Entries provided:
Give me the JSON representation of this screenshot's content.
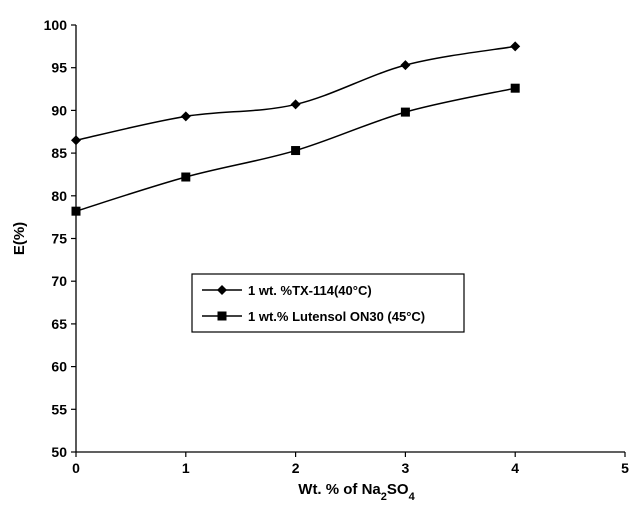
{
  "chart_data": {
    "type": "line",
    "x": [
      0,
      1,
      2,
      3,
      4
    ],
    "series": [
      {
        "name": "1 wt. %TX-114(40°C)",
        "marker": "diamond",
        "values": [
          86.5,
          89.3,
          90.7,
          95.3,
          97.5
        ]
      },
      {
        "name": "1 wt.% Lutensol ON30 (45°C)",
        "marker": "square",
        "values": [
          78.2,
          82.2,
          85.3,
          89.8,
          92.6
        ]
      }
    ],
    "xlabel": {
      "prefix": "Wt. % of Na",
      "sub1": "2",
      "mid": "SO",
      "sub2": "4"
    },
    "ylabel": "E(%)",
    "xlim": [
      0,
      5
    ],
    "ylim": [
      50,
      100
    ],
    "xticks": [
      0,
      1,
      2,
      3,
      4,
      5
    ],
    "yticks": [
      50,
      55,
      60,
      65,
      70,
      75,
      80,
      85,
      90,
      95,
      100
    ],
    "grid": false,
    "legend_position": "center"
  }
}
...
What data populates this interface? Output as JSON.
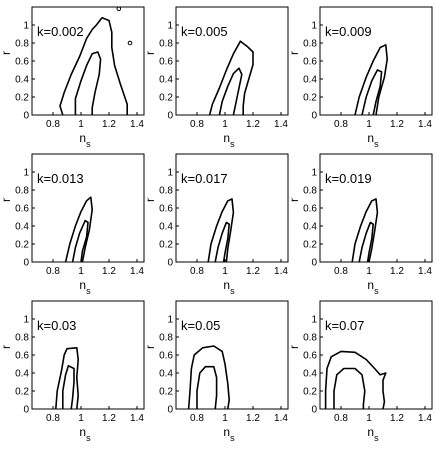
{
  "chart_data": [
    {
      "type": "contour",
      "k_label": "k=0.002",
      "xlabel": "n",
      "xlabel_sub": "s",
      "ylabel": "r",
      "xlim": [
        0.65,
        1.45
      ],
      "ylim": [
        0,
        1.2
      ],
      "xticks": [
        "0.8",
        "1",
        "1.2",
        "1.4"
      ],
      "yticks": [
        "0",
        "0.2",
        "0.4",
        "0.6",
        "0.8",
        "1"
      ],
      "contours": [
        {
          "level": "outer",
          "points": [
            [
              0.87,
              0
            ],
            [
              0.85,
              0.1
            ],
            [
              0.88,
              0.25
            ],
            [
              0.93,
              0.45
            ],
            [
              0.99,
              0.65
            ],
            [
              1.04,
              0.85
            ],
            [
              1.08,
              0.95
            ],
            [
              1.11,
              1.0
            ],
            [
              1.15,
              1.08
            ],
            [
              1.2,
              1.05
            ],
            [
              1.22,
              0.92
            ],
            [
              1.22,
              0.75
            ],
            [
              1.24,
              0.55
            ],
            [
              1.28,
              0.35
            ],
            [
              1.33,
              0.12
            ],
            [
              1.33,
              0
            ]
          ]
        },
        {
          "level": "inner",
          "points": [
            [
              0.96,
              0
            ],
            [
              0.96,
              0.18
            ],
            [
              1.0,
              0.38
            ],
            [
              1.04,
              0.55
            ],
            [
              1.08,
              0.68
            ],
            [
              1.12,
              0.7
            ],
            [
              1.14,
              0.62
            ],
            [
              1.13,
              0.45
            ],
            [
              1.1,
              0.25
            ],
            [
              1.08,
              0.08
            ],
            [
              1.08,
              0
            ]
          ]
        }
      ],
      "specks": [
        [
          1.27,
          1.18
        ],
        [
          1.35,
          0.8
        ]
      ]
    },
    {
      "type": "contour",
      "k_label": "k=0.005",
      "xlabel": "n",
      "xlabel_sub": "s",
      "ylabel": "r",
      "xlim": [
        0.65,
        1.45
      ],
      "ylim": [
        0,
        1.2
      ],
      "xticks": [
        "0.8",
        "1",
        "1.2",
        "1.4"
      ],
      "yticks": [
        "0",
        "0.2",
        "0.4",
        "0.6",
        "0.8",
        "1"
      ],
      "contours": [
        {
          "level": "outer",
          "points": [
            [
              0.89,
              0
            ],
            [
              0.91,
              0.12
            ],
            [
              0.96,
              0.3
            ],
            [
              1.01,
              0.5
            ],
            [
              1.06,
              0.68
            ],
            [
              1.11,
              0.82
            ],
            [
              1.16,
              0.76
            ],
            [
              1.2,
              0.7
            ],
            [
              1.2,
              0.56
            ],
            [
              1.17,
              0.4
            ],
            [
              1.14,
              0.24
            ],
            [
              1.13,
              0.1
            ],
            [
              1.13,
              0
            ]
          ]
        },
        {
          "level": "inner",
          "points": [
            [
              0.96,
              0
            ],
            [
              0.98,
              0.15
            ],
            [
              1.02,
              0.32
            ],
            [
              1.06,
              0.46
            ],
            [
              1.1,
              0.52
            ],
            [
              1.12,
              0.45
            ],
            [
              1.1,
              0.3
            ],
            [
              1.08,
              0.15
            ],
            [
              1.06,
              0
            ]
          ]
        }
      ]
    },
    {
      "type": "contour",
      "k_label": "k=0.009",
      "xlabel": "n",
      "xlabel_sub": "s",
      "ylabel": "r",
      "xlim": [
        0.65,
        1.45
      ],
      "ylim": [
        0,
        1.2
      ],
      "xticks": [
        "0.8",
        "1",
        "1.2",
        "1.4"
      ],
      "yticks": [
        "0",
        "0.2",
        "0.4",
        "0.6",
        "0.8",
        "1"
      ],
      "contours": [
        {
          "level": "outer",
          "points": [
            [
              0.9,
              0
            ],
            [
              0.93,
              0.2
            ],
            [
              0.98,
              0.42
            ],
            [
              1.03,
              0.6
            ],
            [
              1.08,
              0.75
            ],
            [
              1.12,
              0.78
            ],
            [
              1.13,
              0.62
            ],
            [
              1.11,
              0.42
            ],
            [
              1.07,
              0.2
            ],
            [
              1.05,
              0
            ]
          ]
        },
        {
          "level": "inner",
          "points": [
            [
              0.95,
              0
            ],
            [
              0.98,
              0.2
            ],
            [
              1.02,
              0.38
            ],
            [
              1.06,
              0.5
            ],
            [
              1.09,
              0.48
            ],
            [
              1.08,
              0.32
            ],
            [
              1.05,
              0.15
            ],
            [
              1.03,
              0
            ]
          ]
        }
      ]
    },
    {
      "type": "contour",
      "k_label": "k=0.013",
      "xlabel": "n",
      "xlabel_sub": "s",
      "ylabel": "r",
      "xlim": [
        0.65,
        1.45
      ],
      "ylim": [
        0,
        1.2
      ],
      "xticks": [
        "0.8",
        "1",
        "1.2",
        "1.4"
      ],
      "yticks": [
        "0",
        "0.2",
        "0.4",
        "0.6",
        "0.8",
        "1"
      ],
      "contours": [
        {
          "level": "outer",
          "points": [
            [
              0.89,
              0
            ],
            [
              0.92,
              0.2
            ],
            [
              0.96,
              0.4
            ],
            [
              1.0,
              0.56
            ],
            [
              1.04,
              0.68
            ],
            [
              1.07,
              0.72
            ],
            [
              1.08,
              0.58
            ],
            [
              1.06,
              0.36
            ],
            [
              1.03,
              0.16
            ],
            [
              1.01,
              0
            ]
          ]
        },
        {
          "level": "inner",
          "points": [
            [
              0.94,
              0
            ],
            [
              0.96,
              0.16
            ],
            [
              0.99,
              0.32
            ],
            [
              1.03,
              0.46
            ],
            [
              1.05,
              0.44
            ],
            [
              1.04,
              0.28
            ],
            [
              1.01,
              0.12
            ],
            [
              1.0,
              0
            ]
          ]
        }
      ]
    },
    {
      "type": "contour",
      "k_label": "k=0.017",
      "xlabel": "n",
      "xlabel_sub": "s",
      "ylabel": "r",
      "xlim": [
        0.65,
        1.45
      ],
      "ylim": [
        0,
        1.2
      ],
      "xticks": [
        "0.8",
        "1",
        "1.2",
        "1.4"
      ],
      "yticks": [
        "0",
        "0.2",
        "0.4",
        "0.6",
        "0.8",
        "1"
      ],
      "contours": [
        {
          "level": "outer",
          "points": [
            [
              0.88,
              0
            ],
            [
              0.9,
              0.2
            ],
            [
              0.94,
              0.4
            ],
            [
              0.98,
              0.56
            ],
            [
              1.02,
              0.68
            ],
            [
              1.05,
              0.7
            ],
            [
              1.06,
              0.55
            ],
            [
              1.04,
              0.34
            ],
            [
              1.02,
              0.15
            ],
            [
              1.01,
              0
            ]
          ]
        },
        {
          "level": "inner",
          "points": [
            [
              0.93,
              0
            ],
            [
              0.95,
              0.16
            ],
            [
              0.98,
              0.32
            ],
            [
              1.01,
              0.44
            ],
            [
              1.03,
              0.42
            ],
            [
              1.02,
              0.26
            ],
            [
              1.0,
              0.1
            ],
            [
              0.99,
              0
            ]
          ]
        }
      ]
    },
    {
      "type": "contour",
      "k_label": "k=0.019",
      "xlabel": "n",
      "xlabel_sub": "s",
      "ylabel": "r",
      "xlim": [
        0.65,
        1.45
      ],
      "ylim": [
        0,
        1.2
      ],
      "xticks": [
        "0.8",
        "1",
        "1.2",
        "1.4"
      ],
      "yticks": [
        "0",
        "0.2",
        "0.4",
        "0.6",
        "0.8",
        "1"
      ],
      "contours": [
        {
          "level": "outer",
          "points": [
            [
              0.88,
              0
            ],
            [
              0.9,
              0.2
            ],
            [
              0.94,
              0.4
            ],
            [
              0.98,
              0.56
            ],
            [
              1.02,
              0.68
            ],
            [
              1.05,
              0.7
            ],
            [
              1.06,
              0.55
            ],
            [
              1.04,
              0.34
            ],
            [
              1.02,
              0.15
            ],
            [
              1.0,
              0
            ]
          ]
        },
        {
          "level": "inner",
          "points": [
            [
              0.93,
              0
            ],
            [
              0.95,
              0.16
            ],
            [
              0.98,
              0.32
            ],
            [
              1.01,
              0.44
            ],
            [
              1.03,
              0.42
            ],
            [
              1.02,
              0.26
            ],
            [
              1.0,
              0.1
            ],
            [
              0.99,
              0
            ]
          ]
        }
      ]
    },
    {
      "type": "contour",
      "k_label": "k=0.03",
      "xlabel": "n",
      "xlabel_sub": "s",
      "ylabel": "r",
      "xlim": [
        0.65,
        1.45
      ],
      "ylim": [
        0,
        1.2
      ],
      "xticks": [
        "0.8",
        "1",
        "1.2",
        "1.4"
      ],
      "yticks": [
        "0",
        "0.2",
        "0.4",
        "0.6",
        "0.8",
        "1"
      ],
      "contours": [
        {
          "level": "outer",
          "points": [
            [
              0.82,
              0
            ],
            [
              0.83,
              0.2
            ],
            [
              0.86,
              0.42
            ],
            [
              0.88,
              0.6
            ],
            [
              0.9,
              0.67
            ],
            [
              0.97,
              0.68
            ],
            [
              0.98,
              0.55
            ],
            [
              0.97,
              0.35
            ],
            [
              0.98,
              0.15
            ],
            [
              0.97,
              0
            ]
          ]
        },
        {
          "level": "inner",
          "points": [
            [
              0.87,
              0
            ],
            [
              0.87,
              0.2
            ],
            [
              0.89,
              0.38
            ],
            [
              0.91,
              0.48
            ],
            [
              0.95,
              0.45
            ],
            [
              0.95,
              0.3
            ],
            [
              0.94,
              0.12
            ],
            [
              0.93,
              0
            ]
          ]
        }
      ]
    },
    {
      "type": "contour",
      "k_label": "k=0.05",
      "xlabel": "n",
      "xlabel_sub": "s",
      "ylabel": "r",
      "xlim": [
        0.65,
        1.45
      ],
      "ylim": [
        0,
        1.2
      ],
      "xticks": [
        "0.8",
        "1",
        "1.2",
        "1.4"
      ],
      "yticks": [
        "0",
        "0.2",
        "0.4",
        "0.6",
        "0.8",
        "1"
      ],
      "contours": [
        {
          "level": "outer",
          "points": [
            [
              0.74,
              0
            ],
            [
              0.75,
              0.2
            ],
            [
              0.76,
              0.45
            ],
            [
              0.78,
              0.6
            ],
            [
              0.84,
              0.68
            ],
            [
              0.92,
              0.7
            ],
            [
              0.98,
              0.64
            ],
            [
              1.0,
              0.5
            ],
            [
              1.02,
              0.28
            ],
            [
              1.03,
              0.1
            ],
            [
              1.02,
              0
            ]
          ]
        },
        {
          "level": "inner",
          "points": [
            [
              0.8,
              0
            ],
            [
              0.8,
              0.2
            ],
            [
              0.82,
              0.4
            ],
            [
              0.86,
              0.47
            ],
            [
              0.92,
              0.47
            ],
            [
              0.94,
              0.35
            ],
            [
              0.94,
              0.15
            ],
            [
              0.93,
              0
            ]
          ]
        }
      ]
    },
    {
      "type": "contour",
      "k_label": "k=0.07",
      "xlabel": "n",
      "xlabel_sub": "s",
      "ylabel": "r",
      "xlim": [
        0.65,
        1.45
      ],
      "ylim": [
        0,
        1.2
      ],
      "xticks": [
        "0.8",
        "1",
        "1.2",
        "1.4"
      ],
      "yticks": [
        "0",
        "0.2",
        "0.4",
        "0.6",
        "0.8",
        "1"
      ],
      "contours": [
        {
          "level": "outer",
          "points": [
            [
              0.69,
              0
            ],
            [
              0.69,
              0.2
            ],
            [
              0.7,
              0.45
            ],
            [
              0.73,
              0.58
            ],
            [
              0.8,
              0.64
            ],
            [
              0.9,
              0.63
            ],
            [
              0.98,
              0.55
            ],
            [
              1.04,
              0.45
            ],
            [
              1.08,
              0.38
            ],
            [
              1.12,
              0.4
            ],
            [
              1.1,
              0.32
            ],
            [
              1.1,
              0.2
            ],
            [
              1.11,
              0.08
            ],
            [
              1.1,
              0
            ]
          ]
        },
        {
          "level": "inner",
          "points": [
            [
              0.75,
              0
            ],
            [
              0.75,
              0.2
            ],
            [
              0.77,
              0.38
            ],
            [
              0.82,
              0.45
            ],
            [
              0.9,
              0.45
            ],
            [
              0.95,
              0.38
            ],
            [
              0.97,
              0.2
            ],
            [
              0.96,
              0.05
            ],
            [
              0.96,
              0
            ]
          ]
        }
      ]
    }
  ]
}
...
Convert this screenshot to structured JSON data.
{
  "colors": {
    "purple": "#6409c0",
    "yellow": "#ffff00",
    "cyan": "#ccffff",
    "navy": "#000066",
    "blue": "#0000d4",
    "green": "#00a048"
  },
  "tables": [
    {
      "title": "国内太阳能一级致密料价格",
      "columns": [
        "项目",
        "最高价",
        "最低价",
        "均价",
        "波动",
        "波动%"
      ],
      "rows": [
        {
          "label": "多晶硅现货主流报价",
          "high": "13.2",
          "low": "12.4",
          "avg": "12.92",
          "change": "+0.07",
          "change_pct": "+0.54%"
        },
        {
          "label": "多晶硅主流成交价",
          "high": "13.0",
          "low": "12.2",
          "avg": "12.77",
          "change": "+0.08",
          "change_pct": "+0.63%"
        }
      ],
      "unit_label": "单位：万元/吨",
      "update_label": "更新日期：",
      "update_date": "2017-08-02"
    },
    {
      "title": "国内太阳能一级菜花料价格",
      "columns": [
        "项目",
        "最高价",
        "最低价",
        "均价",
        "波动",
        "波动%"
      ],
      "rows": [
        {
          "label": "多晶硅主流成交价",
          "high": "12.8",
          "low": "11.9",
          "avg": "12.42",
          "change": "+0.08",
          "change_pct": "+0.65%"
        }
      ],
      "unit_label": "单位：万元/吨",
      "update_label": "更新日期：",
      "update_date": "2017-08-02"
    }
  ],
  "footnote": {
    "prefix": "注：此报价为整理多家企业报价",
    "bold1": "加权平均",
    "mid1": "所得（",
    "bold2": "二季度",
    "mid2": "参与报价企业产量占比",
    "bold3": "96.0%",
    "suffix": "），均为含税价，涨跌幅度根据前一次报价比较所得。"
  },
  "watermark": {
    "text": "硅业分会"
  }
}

Stated problem:
Say how many lines hold the word "screenshot", giving the number and nothing else.

Answer to the exercise:
2